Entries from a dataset
◆ ◆ ◆ ◆ ◆ ◆ ◆
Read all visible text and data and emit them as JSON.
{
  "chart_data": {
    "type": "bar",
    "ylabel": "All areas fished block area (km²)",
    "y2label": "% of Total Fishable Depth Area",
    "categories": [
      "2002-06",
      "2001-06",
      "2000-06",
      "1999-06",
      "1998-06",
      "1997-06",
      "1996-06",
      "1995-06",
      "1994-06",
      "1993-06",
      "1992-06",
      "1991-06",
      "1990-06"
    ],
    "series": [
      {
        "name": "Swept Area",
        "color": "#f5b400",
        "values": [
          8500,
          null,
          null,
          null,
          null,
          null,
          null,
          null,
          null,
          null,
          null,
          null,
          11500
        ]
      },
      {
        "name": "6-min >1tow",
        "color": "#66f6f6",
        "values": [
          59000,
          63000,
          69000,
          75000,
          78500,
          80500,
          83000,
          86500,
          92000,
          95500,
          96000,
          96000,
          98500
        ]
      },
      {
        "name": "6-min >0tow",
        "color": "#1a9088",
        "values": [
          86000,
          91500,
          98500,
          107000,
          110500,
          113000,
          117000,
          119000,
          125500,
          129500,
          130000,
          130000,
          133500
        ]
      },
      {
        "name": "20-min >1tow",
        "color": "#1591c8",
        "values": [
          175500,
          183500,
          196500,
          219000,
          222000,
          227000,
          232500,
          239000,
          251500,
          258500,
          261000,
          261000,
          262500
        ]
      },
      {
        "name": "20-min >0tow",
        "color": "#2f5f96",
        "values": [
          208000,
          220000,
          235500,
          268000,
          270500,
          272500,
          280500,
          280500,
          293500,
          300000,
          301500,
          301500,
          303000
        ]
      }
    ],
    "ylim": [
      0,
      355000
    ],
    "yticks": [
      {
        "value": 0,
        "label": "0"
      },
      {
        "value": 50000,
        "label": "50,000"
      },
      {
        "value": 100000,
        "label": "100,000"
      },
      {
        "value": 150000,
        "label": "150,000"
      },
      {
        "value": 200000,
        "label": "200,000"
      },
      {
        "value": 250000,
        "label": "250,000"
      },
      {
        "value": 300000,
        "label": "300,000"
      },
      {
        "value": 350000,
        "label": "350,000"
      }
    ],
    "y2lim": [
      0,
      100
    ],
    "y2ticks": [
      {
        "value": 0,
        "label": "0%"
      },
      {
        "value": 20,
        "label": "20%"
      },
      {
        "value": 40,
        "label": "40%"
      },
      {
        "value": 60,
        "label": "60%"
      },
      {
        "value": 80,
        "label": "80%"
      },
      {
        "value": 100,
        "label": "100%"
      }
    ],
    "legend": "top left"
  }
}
◆ ◆ ◆ ◆ ◆ ◆ ◆
EXERCISE →
Type out the whole listing above again, exactly as it stands.

TASK SOLUTION →
Read all visible text and data and emit them as JSON.
{
  "chart_data": {
    "type": "bar",
    "ylabel": "All areas fished block area (km²)",
    "y2label": "% of Total Fishable Depth Area",
    "categories": [
      "2002-06",
      "2001-06",
      "2000-06",
      "1999-06",
      "1998-06",
      "1997-06",
      "1996-06",
      "1995-06",
      "1994-06",
      "1993-06",
      "1992-06",
      "1991-06",
      "1990-06"
    ],
    "series": [
      {
        "name": "Swept Area",
        "color": "#f5b400",
        "values": [
          8500,
          null,
          null,
          null,
          null,
          null,
          null,
          null,
          null,
          null,
          null,
          null,
          11500
        ]
      },
      {
        "name": "6-min >1tow",
        "color": "#66f6f6",
        "values": [
          59000,
          63000,
          69000,
          75000,
          78500,
          80500,
          83000,
          86500,
          92000,
          95500,
          96000,
          96000,
          98500
        ]
      },
      {
        "name": "6-min >0tow",
        "color": "#1a9088",
        "values": [
          86000,
          91500,
          98500,
          107000,
          110500,
          113000,
          117000,
          119000,
          125500,
          129500,
          130000,
          130000,
          133500
        ]
      },
      {
        "name": "20-min >1tow",
        "color": "#1591c8",
        "values": [
          175500,
          183500,
          196500,
          219000,
          222000,
          227000,
          232500,
          239000,
          251500,
          258500,
          261000,
          261000,
          262500
        ]
      },
      {
        "name": "20-min >0tow",
        "color": "#2f5f96",
        "values": [
          208000,
          220000,
          235500,
          268000,
          270500,
          272500,
          280500,
          280500,
          293500,
          300000,
          301500,
          301500,
          303000
        ]
      }
    ],
    "ylim": [
      0,
      355000
    ],
    "yticks": [
      {
        "value": 0,
        "label": "0"
      },
      {
        "value": 50000,
        "label": "50,000"
      },
      {
        "value": 100000,
        "label": "100,000"
      },
      {
        "value": 150000,
        "label": "150,000"
      },
      {
        "value": 200000,
        "label": "200,000"
      },
      {
        "value": 250000,
        "label": "250,000"
      },
      {
        "value": 300000,
        "label": "300,000"
      },
      {
        "value": 350000,
        "label": "350,000"
      }
    ],
    "y2lim": [
      0,
      100
    ],
    "y2ticks": [
      {
        "value": 0,
        "label": "0%"
      },
      {
        "value": 20,
        "label": "20%"
      },
      {
        "value": 40,
        "label": "40%"
      },
      {
        "value": 60,
        "label": "60%"
      },
      {
        "value": 80,
        "label": "80%"
      },
      {
        "value": 100,
        "label": "100%"
      }
    ],
    "legend": "top left"
  }
}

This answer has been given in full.